(Entries taken from a collection)
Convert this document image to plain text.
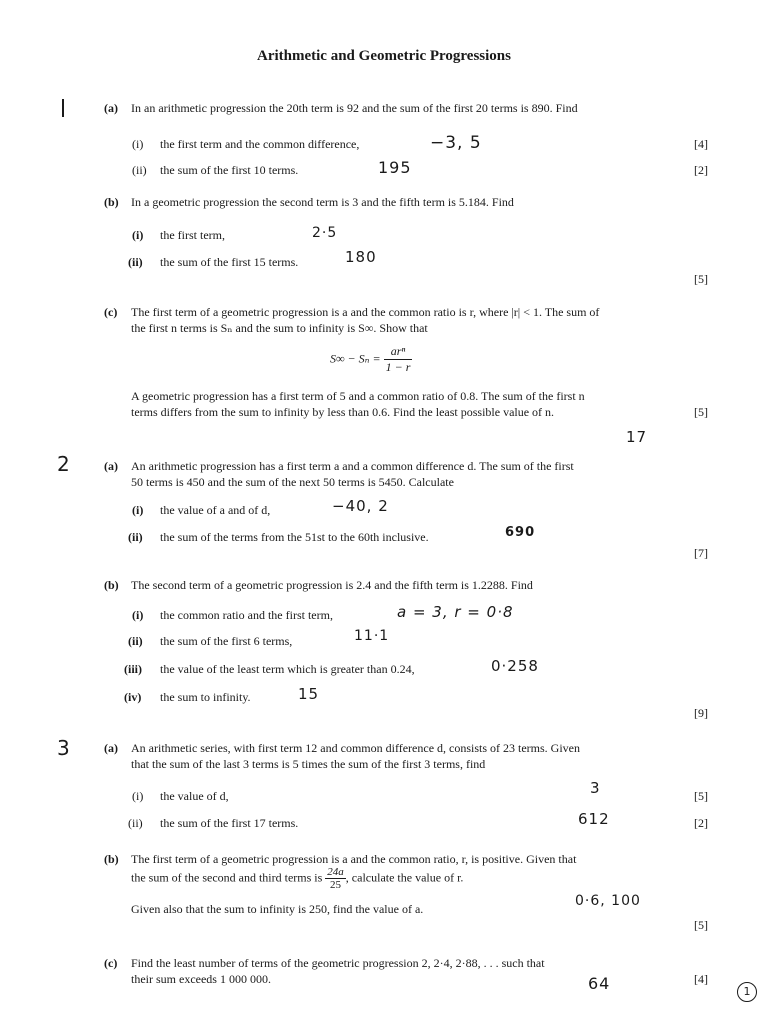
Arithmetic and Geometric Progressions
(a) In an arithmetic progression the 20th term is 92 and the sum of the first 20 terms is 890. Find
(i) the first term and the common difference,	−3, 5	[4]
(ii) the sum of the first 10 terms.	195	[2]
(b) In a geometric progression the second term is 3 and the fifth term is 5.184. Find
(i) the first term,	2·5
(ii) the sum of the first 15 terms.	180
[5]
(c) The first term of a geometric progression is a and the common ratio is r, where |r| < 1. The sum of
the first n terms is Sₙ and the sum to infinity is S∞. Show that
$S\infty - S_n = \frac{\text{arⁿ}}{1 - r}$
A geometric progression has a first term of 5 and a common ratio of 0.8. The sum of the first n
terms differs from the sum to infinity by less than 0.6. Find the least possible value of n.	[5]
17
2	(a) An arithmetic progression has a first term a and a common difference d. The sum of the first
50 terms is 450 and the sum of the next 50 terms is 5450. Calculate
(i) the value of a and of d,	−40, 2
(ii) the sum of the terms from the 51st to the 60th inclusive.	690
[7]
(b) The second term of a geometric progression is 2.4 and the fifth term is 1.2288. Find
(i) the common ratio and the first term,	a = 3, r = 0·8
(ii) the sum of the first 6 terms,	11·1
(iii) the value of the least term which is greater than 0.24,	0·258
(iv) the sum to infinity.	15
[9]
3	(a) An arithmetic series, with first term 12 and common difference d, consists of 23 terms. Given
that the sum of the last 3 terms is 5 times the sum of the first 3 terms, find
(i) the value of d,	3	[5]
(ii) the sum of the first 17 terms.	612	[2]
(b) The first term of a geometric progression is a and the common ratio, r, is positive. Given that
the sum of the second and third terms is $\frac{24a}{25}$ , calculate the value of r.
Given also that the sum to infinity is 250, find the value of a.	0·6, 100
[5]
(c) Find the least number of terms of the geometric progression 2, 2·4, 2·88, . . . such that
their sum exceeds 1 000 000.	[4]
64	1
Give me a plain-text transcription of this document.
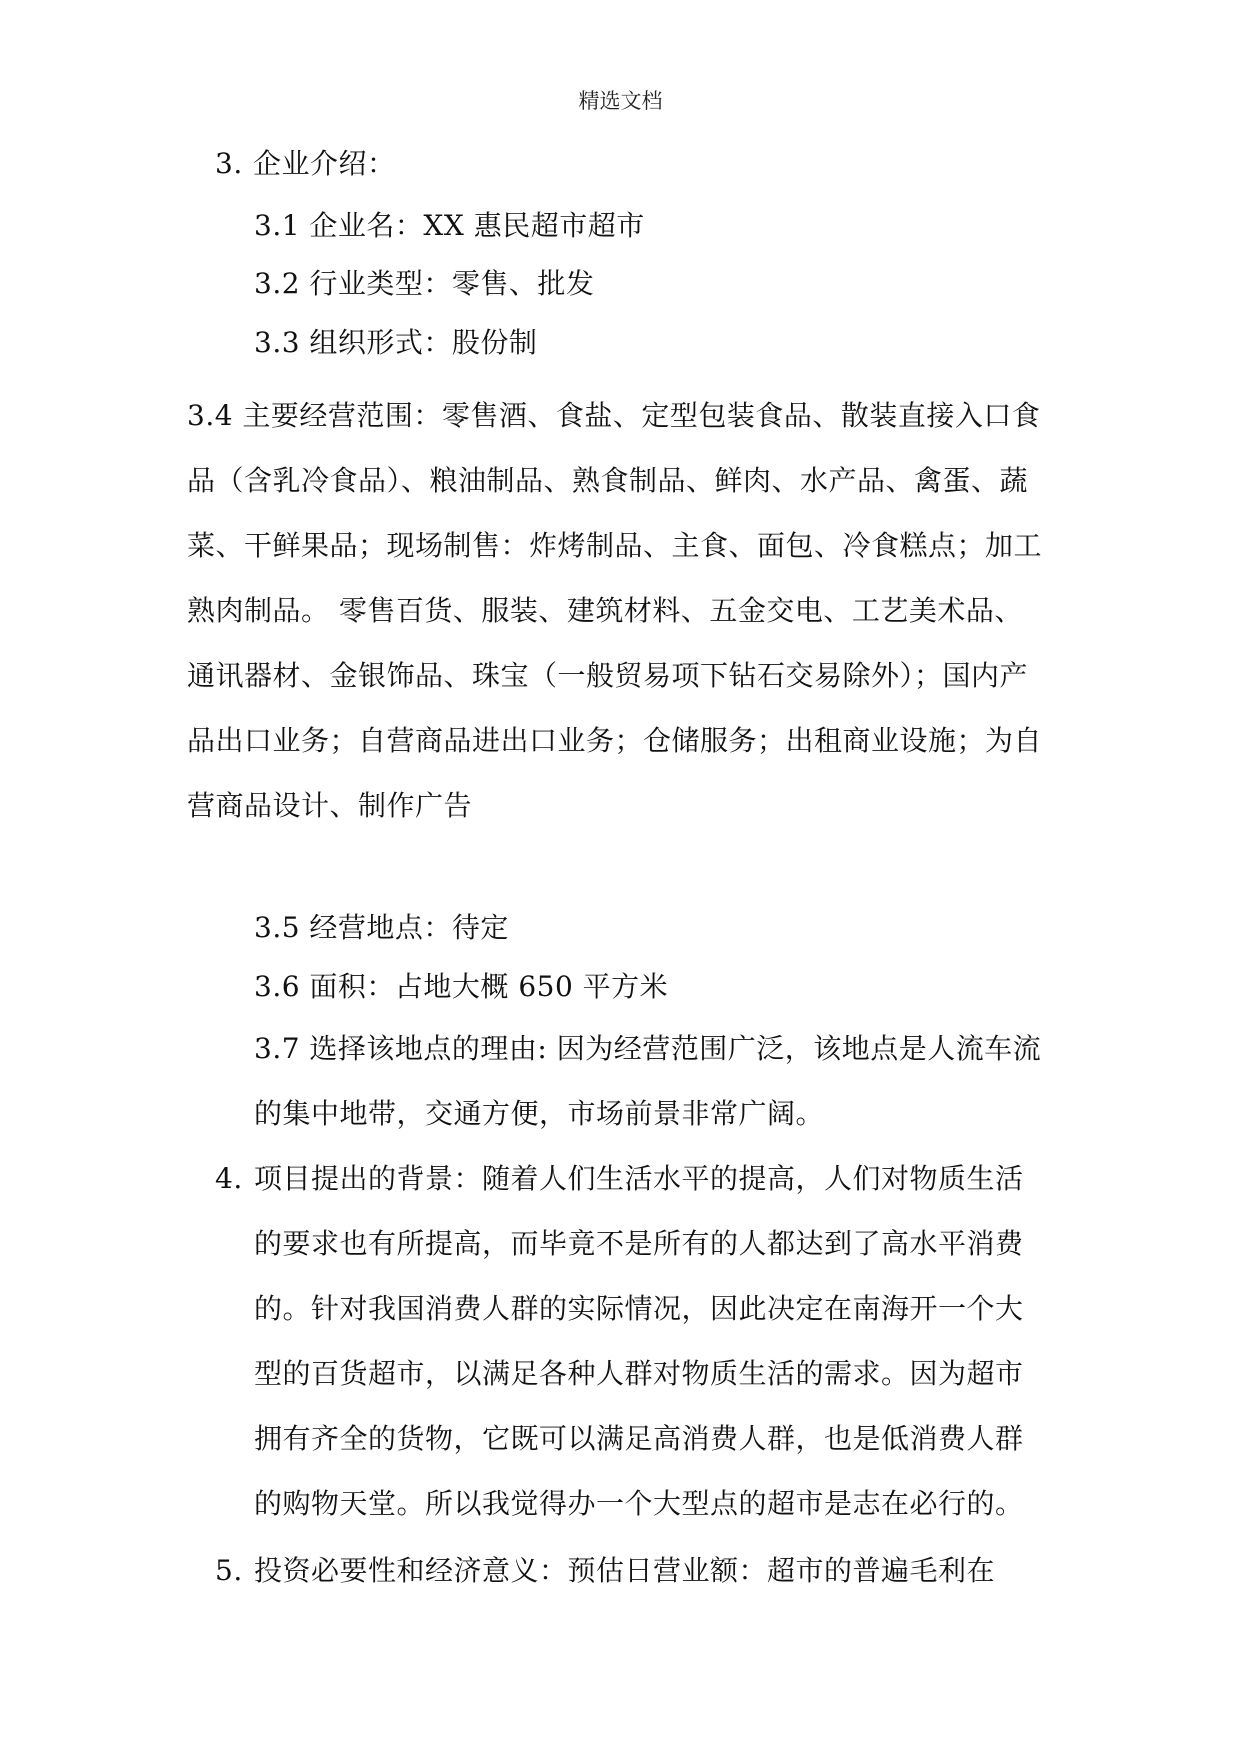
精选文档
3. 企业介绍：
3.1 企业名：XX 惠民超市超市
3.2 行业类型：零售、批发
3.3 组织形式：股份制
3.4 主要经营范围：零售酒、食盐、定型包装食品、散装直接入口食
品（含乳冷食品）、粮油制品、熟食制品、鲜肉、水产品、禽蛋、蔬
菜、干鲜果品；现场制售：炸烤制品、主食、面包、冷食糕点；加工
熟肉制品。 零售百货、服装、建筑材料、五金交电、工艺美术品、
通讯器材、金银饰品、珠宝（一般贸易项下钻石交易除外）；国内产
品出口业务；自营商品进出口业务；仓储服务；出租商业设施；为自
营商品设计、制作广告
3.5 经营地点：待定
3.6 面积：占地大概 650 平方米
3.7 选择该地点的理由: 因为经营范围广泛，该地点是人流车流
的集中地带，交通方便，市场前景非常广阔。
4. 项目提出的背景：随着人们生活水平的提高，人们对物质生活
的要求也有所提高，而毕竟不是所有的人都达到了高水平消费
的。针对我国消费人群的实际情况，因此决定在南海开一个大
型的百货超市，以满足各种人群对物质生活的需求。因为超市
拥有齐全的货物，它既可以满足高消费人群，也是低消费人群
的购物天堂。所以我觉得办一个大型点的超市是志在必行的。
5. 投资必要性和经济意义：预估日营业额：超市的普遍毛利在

■ Short task ■
Locate the lines above that contain "least" and copy them.

■ Full solution ■
terms differs from the sum to infinity by less than 0.6. Find the least possible value of n.	[5]
(iii) the value of the least term which is greater than 0.24,	0·258
(c) Find the least number of terms of the geometric progression 2, 2·4, 2·88, . . . such that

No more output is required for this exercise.